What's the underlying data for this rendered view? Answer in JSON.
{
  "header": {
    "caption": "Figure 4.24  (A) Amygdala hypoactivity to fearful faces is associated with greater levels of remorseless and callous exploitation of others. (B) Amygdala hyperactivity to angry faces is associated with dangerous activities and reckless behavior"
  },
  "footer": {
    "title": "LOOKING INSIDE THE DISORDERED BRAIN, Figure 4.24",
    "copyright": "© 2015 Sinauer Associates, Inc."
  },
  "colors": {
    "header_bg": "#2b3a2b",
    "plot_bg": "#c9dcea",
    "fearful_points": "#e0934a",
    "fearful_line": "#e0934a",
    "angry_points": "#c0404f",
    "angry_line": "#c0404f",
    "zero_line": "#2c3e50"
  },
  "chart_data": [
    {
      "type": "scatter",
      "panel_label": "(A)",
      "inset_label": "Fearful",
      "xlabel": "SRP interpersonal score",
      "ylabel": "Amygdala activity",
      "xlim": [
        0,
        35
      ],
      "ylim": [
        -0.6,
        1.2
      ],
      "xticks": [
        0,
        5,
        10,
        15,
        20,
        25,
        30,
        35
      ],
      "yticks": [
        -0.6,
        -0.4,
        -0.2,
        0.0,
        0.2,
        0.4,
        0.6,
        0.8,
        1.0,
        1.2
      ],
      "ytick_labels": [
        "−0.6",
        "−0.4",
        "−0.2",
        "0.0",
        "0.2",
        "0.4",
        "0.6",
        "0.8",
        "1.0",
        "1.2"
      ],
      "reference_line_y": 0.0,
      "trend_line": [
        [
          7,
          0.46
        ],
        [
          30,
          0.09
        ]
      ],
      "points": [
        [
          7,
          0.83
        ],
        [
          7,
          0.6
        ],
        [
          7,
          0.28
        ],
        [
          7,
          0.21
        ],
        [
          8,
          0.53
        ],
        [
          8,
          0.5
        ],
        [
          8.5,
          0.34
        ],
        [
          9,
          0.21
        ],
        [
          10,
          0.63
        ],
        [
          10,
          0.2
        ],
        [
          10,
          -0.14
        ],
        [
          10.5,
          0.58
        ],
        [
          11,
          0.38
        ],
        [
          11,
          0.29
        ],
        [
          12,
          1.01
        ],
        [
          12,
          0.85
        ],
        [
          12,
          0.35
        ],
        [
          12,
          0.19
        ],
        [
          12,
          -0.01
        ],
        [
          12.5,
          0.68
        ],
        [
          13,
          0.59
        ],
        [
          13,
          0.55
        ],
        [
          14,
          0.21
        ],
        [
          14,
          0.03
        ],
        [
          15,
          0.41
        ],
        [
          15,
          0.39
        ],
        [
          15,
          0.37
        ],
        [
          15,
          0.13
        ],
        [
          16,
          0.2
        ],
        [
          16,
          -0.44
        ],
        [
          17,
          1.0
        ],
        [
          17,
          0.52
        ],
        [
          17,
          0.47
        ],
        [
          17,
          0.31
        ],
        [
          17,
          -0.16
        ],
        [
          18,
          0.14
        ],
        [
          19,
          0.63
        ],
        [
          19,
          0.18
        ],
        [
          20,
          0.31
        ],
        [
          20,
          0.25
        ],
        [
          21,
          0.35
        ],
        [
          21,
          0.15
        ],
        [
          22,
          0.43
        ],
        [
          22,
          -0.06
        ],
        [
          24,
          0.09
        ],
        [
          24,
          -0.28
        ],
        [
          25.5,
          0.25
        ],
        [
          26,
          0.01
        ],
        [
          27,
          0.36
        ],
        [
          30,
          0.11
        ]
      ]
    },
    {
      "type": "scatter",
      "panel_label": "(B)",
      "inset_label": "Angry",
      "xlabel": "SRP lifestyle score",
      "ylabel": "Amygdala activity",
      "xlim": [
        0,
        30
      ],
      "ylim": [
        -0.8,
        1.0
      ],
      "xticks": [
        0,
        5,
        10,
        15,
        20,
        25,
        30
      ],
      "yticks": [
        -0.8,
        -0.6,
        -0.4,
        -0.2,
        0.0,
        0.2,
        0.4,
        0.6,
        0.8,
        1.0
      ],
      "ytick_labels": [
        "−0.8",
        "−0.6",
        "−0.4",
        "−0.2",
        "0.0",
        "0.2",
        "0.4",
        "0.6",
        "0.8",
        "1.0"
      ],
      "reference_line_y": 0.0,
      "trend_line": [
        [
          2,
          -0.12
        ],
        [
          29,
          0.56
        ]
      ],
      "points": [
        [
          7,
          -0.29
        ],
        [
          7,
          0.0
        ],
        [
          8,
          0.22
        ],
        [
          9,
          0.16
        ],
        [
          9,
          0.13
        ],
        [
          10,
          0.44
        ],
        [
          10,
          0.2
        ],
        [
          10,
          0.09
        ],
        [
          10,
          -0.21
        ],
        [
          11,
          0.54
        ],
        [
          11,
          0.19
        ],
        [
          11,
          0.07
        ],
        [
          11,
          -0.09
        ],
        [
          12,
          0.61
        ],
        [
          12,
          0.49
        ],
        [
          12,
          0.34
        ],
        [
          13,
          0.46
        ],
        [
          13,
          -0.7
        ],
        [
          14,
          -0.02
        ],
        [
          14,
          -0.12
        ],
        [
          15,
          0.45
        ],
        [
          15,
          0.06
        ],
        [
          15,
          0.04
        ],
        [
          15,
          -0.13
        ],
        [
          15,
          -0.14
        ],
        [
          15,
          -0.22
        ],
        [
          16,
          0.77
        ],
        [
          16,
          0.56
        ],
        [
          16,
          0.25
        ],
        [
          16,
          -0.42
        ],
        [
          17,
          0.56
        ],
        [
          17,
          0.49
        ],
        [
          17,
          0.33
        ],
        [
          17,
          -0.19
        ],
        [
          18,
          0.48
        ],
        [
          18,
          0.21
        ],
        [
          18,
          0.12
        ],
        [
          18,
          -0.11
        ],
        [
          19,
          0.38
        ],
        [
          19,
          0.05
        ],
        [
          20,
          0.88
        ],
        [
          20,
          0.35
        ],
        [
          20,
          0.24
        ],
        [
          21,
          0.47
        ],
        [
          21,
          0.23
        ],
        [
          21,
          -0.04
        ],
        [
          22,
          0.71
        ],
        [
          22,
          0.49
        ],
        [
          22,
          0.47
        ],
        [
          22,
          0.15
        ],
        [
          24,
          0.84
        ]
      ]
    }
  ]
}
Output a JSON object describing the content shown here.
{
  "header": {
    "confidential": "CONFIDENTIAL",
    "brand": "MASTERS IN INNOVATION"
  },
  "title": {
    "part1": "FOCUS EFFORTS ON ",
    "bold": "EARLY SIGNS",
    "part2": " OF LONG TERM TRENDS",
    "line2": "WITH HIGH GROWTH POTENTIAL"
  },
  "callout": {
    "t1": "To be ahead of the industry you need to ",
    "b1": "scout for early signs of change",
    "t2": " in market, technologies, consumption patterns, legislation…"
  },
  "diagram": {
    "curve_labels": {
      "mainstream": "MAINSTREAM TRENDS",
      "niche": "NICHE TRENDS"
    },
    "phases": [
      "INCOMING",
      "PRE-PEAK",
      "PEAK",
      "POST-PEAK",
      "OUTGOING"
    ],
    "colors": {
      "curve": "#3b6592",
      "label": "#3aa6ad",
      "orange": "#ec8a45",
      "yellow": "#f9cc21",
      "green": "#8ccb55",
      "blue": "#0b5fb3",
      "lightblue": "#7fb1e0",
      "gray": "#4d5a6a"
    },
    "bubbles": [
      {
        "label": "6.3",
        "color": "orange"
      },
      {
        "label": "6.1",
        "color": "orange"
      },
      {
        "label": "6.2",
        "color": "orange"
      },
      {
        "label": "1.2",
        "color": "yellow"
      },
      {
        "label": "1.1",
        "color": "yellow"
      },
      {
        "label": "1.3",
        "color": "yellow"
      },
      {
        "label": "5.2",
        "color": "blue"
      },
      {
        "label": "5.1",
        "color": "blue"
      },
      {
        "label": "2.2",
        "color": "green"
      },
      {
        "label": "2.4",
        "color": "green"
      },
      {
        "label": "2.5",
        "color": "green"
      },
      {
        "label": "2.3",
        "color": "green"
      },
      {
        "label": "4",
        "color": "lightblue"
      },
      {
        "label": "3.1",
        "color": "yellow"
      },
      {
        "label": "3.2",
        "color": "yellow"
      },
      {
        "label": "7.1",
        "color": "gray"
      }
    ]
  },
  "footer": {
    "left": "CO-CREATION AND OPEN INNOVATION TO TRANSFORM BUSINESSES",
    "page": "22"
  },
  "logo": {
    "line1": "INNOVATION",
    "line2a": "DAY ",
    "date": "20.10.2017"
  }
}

§

Task:
Say the number of lines in the listing that hold "score", with no added words.

Output for this task:
2